#### TASK:
Return the whole listing exactly as it stands.

--- Begin SOURCE DATA ---

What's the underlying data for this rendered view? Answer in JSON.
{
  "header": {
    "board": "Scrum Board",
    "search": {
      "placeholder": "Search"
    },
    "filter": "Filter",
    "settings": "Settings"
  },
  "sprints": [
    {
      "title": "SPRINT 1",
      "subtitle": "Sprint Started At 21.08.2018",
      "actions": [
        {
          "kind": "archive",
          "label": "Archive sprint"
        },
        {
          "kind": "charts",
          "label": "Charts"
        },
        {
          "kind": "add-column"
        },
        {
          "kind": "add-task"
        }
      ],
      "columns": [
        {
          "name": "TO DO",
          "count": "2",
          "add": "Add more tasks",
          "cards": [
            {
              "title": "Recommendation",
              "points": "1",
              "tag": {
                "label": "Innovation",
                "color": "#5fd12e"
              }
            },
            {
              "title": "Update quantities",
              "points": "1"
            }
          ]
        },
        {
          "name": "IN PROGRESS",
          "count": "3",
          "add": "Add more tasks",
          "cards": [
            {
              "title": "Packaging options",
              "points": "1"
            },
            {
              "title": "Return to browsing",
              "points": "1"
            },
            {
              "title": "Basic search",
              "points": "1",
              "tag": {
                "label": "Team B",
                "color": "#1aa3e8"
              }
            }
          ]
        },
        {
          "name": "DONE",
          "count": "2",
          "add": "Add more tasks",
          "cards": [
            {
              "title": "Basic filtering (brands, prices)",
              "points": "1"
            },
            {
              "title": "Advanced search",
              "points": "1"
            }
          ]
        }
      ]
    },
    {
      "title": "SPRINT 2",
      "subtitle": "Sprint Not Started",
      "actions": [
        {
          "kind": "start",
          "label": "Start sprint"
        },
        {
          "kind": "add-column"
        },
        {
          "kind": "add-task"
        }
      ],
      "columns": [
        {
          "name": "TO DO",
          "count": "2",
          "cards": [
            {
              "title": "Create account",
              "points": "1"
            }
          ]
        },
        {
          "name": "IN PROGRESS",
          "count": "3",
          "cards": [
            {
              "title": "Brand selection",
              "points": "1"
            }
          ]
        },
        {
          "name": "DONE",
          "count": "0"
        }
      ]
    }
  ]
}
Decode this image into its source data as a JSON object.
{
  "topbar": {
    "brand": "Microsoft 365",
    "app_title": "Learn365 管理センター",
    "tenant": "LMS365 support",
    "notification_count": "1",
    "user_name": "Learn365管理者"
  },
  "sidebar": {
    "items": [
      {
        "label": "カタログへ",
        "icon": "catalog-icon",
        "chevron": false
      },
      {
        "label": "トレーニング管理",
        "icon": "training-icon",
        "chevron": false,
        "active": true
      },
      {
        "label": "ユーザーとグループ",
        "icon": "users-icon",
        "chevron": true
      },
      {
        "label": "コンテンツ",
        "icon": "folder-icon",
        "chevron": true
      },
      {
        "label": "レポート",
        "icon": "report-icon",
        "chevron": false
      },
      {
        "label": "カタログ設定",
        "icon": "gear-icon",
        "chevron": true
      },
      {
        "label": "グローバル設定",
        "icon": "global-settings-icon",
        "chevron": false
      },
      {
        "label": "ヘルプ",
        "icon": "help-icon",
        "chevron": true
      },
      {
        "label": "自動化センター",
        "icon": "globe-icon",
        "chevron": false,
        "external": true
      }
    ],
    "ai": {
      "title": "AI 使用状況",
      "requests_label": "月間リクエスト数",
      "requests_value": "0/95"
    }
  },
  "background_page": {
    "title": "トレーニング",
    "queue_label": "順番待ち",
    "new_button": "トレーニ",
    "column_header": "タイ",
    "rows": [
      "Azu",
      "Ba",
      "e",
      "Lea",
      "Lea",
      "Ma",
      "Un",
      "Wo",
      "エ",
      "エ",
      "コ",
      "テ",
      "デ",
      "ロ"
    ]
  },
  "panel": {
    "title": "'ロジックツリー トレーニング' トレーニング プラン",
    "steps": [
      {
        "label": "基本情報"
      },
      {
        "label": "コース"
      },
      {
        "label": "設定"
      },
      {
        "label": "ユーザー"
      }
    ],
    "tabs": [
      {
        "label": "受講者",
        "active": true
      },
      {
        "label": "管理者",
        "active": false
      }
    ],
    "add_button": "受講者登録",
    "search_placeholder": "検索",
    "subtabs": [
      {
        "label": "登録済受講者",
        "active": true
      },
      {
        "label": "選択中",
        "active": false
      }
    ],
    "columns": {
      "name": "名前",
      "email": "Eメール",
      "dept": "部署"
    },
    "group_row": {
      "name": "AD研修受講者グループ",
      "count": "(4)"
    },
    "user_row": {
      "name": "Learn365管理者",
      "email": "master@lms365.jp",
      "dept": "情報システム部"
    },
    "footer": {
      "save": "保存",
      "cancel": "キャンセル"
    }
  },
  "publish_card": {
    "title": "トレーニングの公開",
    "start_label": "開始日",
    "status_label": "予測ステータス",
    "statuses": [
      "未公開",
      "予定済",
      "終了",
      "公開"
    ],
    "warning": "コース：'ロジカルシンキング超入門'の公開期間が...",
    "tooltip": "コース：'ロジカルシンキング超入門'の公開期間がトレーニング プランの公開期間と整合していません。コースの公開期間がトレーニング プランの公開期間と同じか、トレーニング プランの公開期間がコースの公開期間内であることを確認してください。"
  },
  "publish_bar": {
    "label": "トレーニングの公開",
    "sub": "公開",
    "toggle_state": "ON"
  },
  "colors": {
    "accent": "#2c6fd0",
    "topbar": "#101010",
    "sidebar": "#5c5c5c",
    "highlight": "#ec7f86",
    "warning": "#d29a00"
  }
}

--- End SOURCE DATA ---

#### THE ANSWER:
What's the underlying data for this rendered view? Answer in JSON.
{
  "header": {
    "board": "Scrum Board",
    "search": {
      "placeholder": "Search"
    },
    "filter": "Filter",
    "settings": "Settings"
  },
  "sprints": [
    {
      "title": "SPRINT 1",
      "subtitle": "Sprint Started At 21.08.2018",
      "actions": [
        {
          "kind": "archive",
          "label": "Archive sprint"
        },
        {
          "kind": "charts",
          "label": "Charts"
        },
        {
          "kind": "add-column"
        },
        {
          "kind": "add-task"
        }
      ],
      "columns": [
        {
          "name": "TO DO",
          "count": "2",
          "add": "Add more tasks",
          "cards": [
            {
              "title": "Recommendation",
              "points": "1",
              "tag": {
                "label": "Innovation",
                "color": "#5fd12e"
              }
            },
            {
              "title": "Update quantities",
              "points": "1"
            }
          ]
        },
        {
          "name": "IN PROGRESS",
          "count": "3",
          "add": "Add more tasks",
          "cards": [
            {
              "title": "Packaging options",
              "points": "1"
            },
            {
              "title": "Return to browsing",
              "points": "1"
            },
            {
              "title": "Basic search",
              "points": "1",
              "tag": {
                "label": "Team B",
                "color": "#1aa3e8"
              }
            }
          ]
        },
        {
          "name": "DONE",
          "count": "2",
          "add": "Add more tasks",
          "cards": [
            {
              "title": "Basic filtering (brands, prices)",
              "points": "1"
            },
            {
              "title": "Advanced search",
              "points": "1"
            }
          ]
        }
      ]
    },
    {
      "title": "SPRINT 2",
      "subtitle": "Sprint Not Started",
      "actions": [
        {
          "kind": "start",
          "label": "Start sprint"
        },
        {
          "kind": "add-column"
        },
        {
          "kind": "add-task"
        }
      ],
      "columns": [
        {
          "name": "TO DO",
          "count": "2",
          "cards": [
            {
              "title": "Create account",
              "points": "1"
            }
          ]
        },
        {
          "name": "IN PROGRESS",
          "count": "3",
          "cards": [
            {
              "title": "Brand selection",
              "points": "1"
            }
          ]
        },
        {
          "name": "DONE",
          "count": "0"
        }
      ]
    }
  ]
}
Decode this image into its source data as a JSON object.
{
  "topbar": {
    "brand": "Microsoft 365",
    "app_title": "Learn365 管理センター",
    "tenant": "LMS365 support",
    "notification_count": "1",
    "user_name": "Learn365管理者"
  },
  "sidebar": {
    "items": [
      {
        "label": "カタログへ",
        "icon": "catalog-icon",
        "chevron": false
      },
      {
        "label": "トレーニング管理",
        "icon": "training-icon",
        "chevron": false,
        "active": true
      },
      {
        "label": "ユーザーとグループ",
        "icon": "users-icon",
        "chevron": true
      },
      {
        "label": "コンテンツ",
        "icon": "folder-icon",
        "chevron": true
      },
      {
        "label": "レポート",
        "icon": "report-icon",
        "chevron": false
      },
      {
        "label": "カタログ設定",
        "icon": "gear-icon",
        "chevron": true
      },
      {
        "label": "グローバル設定",
        "icon": "global-settings-icon",
        "chevron": false
      },
      {
        "label": "ヘルプ",
        "icon": "help-icon",
        "chevron": true
      },
      {
        "label": "自動化センター",
        "icon": "globe-icon",
        "chevron": false,
        "external": true
      }
    ],
    "ai": {
      "title": "AI 使用状況",
      "requests_label": "月間リクエスト数",
      "requests_value": "0/95"
    }
  },
  "background_page": {
    "title": "トレーニング",
    "queue_label": "順番待ち",
    "new_button": "トレーニ",
    "column_header": "タイ",
    "rows": [
      "Azu",
      "Ba",
      "e",
      "Lea",
      "Lea",
      "Ma",
      "Un",
      "Wo",
      "エ",
      "エ",
      "コ",
      "テ",
      "デ",
      "ロ"
    ]
  },
  "panel": {
    "title": "'ロジックツリー トレーニング' トレーニング プラン",
    "steps": [
      {
        "label": "基本情報"
      },
      {
        "label": "コース"
      },
      {
        "label": "設定"
      },
      {
        "label": "ユーザー"
      }
    ],
    "tabs": [
      {
        "label": "受講者",
        "active": true
      },
      {
        "label": "管理者",
        "active": false
      }
    ],
    "add_button": "受講者登録",
    "search_placeholder": "検索",
    "subtabs": [
      {
        "label": "登録済受講者",
        "active": true
      },
      {
        "label": "選択中",
        "active": false
      }
    ],
    "columns": {
      "name": "名前",
      "email": "Eメール",
      "dept": "部署"
    },
    "group_row": {
      "name": "AD研修受講者グループ",
      "count": "(4)"
    },
    "user_row": {
      "name": "Learn365管理者",
      "email": "master@lms365.jp",
      "dept": "情報システム部"
    },
    "footer": {
      "save": "保存",
      "cancel": "キャンセル"
    }
  },
  "publish_card": {
    "title": "トレーニングの公開",
    "start_label": "開始日",
    "status_label": "予測ステータス",
    "statuses": [
      "未公開",
      "予定済",
      "終了",
      "公開"
    ],
    "warning": "コース：'ロジカルシンキング超入門'の公開期間が...",
    "tooltip": "コース：'ロジカルシンキング超入門'の公開期間がトレーニング プランの公開期間と整合していません。コースの公開期間がトレーニング プランの公開期間と同じか、トレーニング プランの公開期間がコースの公開期間内であることを確認してください。"
  },
  "publish_bar": {
    "label": "トレーニングの公開",
    "sub": "公開",
    "toggle_state": "ON"
  },
  "colors": {
    "accent": "#2c6fd0",
    "topbar": "#101010",
    "sidebar": "#5c5c5c",
    "highlight": "#ec7f86",
    "warning": "#d29a00"
  }
}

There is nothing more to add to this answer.